▶ **GIVEN PROBLEM**
Select all lines holding the word "color" from the entries that follow.

▶ **INPUT DATA**
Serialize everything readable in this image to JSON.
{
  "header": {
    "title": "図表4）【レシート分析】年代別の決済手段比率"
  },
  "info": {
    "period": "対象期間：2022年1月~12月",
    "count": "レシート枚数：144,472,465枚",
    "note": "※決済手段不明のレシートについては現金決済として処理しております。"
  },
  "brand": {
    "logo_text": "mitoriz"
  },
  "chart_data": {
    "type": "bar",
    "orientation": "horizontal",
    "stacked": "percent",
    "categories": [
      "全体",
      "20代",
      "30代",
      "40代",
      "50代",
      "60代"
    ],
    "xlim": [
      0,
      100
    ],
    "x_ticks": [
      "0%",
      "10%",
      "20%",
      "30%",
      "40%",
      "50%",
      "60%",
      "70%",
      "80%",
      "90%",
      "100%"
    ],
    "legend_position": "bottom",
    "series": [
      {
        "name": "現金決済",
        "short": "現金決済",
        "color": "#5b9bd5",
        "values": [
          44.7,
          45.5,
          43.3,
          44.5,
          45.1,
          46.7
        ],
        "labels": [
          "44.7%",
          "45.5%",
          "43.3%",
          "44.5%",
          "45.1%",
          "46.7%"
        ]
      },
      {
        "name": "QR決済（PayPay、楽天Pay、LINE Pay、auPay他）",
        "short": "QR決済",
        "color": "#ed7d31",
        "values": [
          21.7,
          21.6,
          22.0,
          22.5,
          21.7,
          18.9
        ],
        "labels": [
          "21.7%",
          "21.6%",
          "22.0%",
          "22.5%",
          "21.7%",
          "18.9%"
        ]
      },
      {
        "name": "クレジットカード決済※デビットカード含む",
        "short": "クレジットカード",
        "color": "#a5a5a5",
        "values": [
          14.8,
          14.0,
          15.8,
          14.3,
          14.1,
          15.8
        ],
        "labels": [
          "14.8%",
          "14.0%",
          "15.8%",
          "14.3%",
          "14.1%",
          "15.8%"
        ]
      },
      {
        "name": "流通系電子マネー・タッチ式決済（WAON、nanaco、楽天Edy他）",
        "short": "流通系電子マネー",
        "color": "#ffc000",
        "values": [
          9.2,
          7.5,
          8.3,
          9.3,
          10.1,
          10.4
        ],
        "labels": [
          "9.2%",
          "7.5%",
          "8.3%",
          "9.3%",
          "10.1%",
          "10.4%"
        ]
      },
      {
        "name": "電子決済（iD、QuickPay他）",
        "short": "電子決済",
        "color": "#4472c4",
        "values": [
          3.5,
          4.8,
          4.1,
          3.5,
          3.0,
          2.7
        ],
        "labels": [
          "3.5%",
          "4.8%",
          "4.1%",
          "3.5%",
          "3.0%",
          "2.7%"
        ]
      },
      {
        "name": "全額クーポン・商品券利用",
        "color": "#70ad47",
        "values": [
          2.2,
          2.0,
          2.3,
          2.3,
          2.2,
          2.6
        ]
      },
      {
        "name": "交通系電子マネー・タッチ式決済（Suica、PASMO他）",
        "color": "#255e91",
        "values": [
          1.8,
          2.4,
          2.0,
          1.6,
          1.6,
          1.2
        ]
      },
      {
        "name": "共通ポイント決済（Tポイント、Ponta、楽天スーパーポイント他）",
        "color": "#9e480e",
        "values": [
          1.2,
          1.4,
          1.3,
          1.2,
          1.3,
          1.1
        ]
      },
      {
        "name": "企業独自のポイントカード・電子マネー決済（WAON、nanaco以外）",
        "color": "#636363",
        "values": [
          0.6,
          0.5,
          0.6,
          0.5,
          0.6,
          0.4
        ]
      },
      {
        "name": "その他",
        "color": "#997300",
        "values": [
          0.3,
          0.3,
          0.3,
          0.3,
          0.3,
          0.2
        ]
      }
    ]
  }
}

▶ **THE RESPONSE**
        "color": "#5b9bd5",
        "color": "#ed7d31",
        "color": "#a5a5a5",
        "color": "#ffc000",
        "color": "#4472c4",
        "color": "#70ad47",
        "color": "#255e91",
        "color": "#9e480e",
        "color": "#636363",
        "color": "#997300",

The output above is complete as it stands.